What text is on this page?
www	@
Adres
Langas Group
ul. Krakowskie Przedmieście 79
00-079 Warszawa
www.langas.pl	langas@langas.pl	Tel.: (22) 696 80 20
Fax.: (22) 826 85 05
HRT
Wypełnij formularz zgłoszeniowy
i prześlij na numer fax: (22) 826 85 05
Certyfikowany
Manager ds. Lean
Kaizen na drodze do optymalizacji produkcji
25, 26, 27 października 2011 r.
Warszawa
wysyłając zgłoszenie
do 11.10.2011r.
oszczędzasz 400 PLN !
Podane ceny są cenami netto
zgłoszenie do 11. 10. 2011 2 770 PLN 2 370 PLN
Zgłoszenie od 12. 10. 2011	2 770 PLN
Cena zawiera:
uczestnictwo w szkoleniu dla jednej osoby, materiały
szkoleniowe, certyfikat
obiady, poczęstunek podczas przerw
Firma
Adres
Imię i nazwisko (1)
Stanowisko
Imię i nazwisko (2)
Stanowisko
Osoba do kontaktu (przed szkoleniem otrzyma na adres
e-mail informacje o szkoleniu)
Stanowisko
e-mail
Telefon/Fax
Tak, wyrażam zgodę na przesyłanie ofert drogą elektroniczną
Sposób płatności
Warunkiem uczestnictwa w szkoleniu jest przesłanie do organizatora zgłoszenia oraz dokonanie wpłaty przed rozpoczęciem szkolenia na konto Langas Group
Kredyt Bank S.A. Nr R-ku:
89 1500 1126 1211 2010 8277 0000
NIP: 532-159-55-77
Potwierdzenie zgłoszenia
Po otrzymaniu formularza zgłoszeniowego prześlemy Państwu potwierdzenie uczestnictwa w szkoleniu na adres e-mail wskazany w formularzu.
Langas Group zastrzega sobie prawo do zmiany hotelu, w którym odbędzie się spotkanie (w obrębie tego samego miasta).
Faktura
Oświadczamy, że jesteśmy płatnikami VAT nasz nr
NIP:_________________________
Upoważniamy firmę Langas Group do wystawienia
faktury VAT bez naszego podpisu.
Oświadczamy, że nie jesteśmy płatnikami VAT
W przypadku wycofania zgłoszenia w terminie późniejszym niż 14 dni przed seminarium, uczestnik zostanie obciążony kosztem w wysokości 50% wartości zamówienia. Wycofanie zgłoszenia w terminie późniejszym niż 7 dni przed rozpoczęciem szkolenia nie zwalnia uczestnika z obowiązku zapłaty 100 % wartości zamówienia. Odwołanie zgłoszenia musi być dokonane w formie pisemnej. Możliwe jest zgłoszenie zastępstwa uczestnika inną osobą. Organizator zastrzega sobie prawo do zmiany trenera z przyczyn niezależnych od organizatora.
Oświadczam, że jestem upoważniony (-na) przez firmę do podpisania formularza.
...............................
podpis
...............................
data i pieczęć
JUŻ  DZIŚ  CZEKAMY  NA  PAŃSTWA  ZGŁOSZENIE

● **Direction**: Among the entries above, identify all lines with "szkoleniu" and copy them.

● **Solution to this task**:
uczestnictwo w szkoleniu dla jednej osoby, materiały
e-mail informacje o szkoleniu)
Warunkiem uczestnictwa w szkoleniu jest przesłanie do organizatora zgłoszenia oraz dokonanie wpłaty przed rozpoczęciem szkolenia na konto Langas Group
Po otrzymaniu formularza zgłoszeniowego prześlemy Państwu potwierdzenie uczestnictwa w szkoleniu na adres e-mail wskazany w formularzu.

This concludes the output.